Extracts from a graphics dataset
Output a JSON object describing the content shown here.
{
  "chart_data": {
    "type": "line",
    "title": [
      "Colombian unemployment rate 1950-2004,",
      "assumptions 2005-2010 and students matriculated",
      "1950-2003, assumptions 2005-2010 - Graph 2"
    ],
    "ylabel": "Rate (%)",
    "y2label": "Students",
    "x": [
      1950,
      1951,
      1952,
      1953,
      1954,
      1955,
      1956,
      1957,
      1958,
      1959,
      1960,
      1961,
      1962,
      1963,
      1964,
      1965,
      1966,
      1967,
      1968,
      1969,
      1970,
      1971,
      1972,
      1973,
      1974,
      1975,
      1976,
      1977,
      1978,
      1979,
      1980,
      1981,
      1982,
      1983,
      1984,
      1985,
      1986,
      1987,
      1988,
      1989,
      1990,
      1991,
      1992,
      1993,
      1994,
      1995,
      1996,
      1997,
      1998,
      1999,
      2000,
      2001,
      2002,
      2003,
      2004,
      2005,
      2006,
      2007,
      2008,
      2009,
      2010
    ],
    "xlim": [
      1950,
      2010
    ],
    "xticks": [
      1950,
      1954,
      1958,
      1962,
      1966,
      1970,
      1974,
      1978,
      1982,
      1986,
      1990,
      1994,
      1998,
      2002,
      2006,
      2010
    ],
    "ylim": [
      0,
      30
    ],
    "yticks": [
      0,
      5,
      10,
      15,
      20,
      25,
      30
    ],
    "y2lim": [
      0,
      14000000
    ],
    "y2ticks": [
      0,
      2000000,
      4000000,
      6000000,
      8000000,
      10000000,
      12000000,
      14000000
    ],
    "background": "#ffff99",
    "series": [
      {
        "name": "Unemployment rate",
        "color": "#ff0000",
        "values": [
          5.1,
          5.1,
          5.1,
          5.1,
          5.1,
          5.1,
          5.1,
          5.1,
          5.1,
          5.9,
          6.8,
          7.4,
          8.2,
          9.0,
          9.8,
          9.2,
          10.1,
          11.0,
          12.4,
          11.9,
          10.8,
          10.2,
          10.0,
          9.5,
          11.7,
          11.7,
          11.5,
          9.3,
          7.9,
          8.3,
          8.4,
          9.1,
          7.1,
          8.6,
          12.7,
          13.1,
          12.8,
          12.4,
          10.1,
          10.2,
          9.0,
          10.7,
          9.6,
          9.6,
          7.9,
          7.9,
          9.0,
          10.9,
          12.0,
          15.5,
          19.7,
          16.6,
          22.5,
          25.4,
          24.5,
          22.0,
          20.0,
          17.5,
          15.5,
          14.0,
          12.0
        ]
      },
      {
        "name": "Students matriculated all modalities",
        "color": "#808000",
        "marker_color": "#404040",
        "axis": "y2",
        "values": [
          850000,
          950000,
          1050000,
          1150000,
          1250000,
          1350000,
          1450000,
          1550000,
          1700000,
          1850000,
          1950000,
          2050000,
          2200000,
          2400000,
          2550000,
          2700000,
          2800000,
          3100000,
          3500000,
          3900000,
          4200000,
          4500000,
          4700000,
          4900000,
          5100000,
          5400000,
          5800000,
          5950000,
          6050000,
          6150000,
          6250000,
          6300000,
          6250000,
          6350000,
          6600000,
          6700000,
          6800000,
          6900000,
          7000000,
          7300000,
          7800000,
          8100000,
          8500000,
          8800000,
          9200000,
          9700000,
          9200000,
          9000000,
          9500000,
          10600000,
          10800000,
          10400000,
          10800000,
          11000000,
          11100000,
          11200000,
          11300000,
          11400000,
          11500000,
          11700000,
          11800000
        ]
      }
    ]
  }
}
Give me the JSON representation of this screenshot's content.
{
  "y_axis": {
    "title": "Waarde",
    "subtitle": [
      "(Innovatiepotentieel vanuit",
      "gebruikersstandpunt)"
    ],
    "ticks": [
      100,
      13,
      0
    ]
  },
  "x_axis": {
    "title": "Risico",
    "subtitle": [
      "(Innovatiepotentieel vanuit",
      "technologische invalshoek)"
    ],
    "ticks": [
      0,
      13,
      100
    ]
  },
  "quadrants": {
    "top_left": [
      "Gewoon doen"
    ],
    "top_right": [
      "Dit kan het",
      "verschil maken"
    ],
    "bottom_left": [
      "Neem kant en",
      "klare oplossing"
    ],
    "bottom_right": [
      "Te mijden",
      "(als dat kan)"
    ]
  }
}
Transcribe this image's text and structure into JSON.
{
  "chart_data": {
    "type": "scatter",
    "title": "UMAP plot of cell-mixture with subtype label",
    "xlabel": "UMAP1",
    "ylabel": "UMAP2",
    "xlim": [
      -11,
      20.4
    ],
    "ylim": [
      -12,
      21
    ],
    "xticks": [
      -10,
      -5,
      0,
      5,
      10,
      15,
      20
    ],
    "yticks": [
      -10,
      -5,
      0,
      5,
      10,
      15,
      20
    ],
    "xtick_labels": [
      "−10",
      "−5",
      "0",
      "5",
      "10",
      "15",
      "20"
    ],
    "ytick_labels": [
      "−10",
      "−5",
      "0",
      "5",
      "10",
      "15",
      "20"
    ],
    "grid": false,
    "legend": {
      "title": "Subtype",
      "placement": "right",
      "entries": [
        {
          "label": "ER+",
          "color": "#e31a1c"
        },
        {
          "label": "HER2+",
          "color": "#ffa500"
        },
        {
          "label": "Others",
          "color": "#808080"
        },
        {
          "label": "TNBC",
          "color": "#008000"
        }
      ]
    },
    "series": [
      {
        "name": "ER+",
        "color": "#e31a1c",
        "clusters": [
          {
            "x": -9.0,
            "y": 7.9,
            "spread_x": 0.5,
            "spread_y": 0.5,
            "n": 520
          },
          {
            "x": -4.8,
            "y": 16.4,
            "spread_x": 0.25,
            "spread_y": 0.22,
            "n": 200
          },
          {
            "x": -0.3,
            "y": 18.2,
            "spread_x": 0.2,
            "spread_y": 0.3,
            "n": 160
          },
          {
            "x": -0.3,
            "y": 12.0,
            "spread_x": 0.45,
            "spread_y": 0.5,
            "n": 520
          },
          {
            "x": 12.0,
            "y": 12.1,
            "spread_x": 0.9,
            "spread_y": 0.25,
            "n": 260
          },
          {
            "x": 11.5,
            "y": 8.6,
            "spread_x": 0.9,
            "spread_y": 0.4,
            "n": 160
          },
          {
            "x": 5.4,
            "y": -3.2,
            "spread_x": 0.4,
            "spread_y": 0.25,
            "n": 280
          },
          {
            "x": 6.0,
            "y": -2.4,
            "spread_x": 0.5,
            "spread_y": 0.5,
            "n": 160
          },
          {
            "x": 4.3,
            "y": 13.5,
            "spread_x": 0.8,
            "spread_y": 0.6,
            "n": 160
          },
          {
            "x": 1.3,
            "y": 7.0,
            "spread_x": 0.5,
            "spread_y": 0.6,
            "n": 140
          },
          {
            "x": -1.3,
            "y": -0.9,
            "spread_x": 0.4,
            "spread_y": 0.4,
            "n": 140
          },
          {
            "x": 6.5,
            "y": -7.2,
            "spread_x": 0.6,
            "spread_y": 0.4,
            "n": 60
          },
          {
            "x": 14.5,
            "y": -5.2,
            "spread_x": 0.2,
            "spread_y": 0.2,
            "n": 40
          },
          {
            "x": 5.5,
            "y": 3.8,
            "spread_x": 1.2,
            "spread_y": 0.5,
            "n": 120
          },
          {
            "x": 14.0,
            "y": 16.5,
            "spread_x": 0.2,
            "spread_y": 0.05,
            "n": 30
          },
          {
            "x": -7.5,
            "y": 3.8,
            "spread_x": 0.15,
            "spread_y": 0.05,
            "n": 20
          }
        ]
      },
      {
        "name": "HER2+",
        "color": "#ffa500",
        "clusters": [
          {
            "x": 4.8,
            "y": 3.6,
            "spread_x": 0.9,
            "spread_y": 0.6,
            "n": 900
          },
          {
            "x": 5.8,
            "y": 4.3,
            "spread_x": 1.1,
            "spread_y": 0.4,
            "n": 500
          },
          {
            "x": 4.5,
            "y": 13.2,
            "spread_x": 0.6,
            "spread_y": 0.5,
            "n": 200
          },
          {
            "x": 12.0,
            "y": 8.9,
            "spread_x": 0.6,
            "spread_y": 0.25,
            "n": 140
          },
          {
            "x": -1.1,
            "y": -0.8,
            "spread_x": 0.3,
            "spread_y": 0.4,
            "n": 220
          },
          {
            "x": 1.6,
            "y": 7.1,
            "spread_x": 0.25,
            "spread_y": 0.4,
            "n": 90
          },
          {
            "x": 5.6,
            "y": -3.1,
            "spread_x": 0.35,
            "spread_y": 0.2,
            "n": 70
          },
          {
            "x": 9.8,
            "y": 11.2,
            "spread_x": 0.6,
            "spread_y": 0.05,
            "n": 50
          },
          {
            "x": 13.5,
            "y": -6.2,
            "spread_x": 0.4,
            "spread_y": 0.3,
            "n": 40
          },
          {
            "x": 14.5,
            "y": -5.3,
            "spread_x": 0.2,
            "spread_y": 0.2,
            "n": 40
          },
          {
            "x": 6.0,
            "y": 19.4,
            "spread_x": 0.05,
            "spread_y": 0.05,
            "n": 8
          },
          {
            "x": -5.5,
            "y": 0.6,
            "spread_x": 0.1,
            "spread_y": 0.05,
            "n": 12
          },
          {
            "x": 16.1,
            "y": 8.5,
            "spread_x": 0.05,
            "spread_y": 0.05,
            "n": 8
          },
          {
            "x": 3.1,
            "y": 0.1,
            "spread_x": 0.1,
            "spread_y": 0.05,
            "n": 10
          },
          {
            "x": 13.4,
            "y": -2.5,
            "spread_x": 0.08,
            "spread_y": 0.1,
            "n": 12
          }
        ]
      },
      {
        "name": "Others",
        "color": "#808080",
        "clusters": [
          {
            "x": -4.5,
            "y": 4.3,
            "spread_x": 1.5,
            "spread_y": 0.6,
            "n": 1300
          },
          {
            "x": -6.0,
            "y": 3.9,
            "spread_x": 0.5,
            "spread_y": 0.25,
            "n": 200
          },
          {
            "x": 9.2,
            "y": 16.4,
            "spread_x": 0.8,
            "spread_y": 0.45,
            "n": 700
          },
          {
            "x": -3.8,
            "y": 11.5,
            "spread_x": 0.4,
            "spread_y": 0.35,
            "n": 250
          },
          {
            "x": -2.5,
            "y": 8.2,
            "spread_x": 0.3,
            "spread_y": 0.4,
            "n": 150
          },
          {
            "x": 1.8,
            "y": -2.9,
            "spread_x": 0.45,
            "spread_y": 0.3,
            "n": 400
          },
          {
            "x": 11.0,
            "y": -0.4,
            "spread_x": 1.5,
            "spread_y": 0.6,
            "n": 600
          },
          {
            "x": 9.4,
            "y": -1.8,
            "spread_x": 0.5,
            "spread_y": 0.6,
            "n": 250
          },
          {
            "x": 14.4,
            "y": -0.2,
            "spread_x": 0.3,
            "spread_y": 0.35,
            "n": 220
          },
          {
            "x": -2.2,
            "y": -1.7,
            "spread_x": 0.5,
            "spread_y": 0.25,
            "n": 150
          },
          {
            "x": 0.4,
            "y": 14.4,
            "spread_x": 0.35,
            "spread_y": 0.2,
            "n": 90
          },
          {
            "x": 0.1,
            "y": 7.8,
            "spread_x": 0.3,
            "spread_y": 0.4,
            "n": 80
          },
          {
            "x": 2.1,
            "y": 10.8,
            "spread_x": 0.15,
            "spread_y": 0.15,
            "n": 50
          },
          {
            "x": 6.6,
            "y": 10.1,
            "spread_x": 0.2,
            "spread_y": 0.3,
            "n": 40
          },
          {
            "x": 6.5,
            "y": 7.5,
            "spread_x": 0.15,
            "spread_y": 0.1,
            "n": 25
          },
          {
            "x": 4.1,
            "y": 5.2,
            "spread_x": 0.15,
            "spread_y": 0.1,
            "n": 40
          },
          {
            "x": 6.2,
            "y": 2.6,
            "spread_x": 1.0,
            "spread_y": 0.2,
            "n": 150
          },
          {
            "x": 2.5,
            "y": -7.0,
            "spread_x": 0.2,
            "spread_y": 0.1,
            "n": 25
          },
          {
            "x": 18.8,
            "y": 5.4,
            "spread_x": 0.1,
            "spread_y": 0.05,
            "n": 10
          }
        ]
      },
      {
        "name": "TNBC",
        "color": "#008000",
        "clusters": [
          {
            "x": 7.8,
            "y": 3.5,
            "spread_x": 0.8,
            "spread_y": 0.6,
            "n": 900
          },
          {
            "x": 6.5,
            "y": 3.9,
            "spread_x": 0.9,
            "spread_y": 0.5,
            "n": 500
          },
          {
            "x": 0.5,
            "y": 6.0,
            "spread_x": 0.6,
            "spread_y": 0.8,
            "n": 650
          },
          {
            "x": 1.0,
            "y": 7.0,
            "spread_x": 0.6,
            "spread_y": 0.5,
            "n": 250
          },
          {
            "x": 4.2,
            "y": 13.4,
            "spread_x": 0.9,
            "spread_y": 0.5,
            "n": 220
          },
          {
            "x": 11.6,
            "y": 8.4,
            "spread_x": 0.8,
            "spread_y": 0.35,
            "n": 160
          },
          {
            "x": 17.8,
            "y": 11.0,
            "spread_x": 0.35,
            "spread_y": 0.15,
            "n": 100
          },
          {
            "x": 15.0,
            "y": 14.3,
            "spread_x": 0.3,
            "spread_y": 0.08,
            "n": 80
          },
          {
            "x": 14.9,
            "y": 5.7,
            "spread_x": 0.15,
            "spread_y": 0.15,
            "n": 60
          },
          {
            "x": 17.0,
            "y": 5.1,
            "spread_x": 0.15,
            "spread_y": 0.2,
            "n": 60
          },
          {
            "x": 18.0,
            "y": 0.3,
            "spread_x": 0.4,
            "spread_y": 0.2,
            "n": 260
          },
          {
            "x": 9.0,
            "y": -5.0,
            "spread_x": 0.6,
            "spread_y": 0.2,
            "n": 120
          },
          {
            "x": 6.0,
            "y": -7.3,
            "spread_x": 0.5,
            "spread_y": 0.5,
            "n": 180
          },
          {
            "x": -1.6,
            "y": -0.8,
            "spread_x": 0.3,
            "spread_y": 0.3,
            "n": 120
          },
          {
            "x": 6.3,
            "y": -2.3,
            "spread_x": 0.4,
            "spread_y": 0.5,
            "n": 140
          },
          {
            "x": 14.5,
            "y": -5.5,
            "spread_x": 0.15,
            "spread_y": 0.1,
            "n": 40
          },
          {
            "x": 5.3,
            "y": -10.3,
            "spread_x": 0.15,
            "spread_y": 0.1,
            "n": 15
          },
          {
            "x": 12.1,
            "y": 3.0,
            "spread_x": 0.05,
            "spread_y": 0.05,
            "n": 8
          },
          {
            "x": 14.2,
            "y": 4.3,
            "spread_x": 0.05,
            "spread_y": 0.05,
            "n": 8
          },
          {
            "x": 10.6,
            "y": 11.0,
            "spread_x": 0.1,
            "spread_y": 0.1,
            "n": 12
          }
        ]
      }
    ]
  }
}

- _Written request_
In the entries above, find each line with the string "name" and copy it.

- _Complete answer_
        "name": "Unemployment rate",
        "name": "Students matriculated all modalities",
        "name": "ER+",
        "name": "HER2+",
        "name": "Others",
        "name": "TNBC",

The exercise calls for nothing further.